### Problem statement:
In the records that follow, show each line where the word "threatened" is present.

### Material for this task:

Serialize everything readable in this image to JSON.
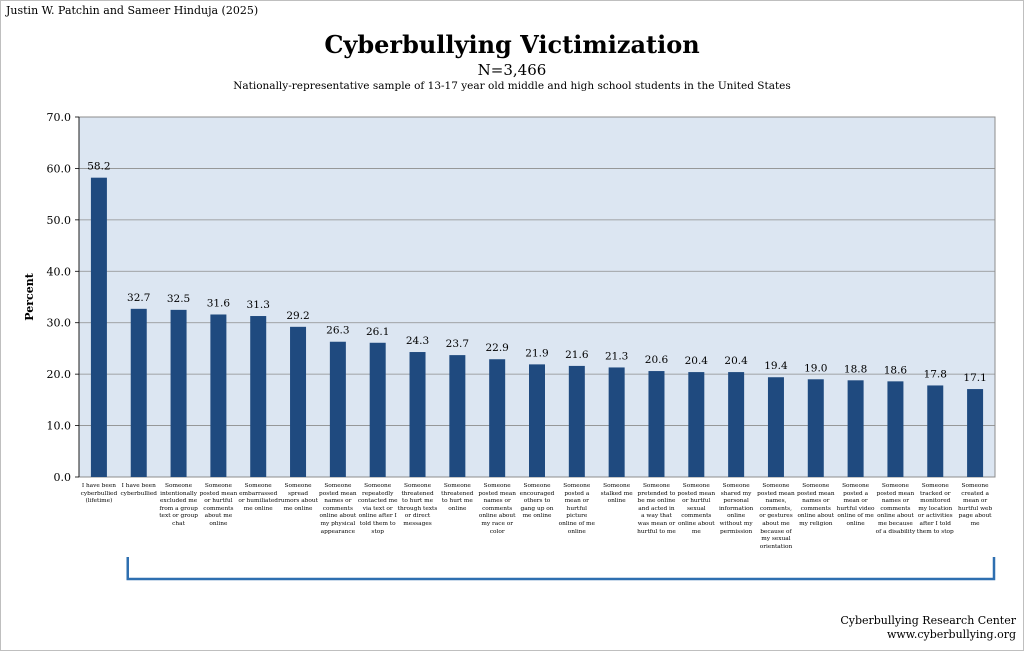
{
  "author": "Justin W. Patchin and Sameer Hinduja (2025)",
  "footer": {
    "org": "Cyberbullying Research Center",
    "url": "www.cyberbullying.org"
  },
  "colors": {
    "bar": "#1f4a7f",
    "plot_bg": "#dce6f2",
    "bracket": "#2e6fb0"
  },
  "chart_data": {
    "type": "bar",
    "title": "Cyberbullying Victimization",
    "n_label": "N=3,466",
    "subtitle": "Nationally-representative sample of 13-17 year old middle and high school students in the United States",
    "xlabel": "",
    "ylabel": "Percent",
    "ylim": [
      0,
      70
    ],
    "yticks": [
      "0.0",
      "10.0",
      "20.0",
      "30.0",
      "40.0",
      "50.0",
      "60.0",
      "70.0"
    ],
    "grid": true,
    "categories": [
      "I have been cyberbullied (lifetime)",
      "I have been cyberbullied",
      "Someone intentionally excluded me from a group text or group chat",
      "Someone posted mean or hurtful comments about me online",
      "Someone embarrassed or humiliated me online",
      "Someone spread rumors about me online",
      "Someone posted mean names or comments online about my physical appearance",
      "Someone repeatedly contacted me via text or online after I told them to stop",
      "Someone threatened to hurt me through texts or direct messages",
      "Someone threatened to hurt me online",
      "Someone posted mean names or comments online about my race or color",
      "Someone encouraged others to gang up on me online",
      "Someone posted a mean or hurtful picture online of me online",
      "Someone stalked me online",
      "Someone pretended to be me online and acted in a way that was mean or hurtful to me",
      "Someone posted mean or hurtful sexual comments online about me",
      "Someone shared my personal information online without my permission",
      "Someone posted mean names, comments, or gestures about me because of my sexual orientation",
      "Someone posted mean names or comments online about my religion",
      "Someone posted a mean or hurtful video online of me online",
      "Someone posted mean names or comments online about me because of a disability",
      "Someone tracked or monitored my location or activities after I told them to stop",
      "Someone created a mean or hurtful web page about me"
    ],
    "values": [
      58.2,
      32.7,
      32.5,
      31.6,
      31.3,
      29.2,
      26.3,
      26.1,
      24.3,
      23.7,
      22.9,
      21.9,
      21.6,
      21.3,
      20.6,
      20.4,
      20.4,
      19.4,
      19.0,
      18.8,
      18.6,
      17.8,
      17.1
    ],
    "value_labels": [
      "58.2",
      "32.7",
      "32.5",
      "31.6",
      "31.3",
      "29.2",
      "26.3",
      "26.1",
      "24.3",
      "23.7",
      "22.9",
      "21.9",
      "21.6",
      "21.3",
      "20.6",
      "20.4",
      "20.4",
      "19.4",
      "19.0",
      "18.8",
      "18.6",
      "17.8",
      "17.1"
    ]
  }
}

### Completed exercise:
      "Someone threatened to hurt me through texts or direct messages",
      "Someone threatened to hurt me online",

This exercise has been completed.